Dataset entries:

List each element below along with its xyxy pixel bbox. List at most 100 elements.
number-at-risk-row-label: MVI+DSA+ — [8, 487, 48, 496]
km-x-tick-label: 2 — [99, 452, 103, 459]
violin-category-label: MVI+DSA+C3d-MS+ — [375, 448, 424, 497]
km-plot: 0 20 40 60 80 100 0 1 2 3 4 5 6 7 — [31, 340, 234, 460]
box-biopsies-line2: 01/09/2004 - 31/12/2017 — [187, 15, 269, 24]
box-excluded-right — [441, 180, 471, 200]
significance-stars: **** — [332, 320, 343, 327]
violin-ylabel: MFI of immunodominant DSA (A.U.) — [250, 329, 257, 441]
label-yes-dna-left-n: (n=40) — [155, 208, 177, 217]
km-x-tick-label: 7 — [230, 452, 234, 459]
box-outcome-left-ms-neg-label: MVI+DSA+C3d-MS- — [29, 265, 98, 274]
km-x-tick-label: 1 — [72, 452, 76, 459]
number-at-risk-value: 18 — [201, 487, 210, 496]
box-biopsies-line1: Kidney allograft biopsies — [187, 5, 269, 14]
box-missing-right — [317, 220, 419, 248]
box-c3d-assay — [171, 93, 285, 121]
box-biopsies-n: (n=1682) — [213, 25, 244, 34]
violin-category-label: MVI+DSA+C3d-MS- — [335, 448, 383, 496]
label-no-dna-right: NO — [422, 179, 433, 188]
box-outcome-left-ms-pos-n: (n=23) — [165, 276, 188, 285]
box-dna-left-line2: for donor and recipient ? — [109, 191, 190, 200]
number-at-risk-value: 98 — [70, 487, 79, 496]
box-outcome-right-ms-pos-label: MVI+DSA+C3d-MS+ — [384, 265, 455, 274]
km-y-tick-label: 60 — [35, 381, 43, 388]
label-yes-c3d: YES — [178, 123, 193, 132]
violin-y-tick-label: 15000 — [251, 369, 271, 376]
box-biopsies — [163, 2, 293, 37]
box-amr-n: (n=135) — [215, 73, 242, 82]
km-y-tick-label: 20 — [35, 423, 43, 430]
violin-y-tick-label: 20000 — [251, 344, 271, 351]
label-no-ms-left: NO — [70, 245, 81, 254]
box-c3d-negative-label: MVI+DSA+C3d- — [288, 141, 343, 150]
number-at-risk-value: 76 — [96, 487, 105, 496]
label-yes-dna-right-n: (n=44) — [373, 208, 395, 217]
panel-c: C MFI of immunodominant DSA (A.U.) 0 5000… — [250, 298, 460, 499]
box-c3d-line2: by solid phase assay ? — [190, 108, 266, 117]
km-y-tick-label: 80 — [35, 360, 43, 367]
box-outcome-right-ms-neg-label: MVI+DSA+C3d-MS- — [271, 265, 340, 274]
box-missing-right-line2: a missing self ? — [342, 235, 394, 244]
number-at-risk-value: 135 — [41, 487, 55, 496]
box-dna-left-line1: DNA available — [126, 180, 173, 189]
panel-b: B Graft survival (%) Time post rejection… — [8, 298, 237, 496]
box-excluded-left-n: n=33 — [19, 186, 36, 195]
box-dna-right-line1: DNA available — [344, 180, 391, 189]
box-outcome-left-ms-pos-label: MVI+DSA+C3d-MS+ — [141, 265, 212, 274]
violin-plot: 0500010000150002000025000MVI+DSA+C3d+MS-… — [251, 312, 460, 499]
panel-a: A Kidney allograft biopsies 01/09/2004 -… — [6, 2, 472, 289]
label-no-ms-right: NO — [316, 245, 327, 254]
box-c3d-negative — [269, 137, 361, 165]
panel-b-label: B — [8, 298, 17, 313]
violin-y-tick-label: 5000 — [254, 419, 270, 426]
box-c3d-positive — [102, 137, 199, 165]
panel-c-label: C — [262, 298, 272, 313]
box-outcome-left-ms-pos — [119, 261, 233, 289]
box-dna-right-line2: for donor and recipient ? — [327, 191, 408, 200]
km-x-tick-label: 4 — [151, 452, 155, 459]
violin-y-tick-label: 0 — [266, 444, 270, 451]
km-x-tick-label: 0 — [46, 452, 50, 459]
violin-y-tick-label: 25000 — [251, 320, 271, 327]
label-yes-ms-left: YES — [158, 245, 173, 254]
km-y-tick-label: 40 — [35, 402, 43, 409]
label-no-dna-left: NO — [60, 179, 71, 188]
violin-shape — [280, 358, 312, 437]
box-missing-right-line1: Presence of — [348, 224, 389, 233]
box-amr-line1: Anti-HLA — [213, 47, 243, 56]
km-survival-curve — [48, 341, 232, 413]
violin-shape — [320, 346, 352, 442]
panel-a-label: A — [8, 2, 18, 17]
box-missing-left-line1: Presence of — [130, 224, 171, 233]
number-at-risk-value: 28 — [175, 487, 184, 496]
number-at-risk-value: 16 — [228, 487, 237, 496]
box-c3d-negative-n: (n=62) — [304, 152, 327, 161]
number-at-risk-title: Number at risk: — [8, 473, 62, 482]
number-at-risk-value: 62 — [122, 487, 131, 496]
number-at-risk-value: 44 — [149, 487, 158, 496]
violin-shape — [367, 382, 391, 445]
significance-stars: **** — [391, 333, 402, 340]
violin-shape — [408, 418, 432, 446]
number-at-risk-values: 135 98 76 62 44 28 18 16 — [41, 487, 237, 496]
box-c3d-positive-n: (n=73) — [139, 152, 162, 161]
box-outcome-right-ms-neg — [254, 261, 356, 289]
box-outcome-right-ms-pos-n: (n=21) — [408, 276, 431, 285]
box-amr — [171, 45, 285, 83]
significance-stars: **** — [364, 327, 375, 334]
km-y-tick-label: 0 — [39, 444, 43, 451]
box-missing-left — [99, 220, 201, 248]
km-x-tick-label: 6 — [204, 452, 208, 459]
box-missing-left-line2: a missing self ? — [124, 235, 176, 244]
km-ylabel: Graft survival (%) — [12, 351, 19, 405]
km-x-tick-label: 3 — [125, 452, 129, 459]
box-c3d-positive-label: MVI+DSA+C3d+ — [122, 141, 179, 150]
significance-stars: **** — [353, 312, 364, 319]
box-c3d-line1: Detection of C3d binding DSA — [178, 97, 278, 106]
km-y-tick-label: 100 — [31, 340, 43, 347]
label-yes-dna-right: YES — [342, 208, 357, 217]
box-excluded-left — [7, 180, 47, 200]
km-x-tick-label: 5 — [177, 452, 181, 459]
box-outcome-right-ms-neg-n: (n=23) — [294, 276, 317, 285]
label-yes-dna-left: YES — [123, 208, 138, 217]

■ **Exercise details**
Tally the lines above that contain the string "biopsies". Respond with the total alone.

■ **Solution to this task**
5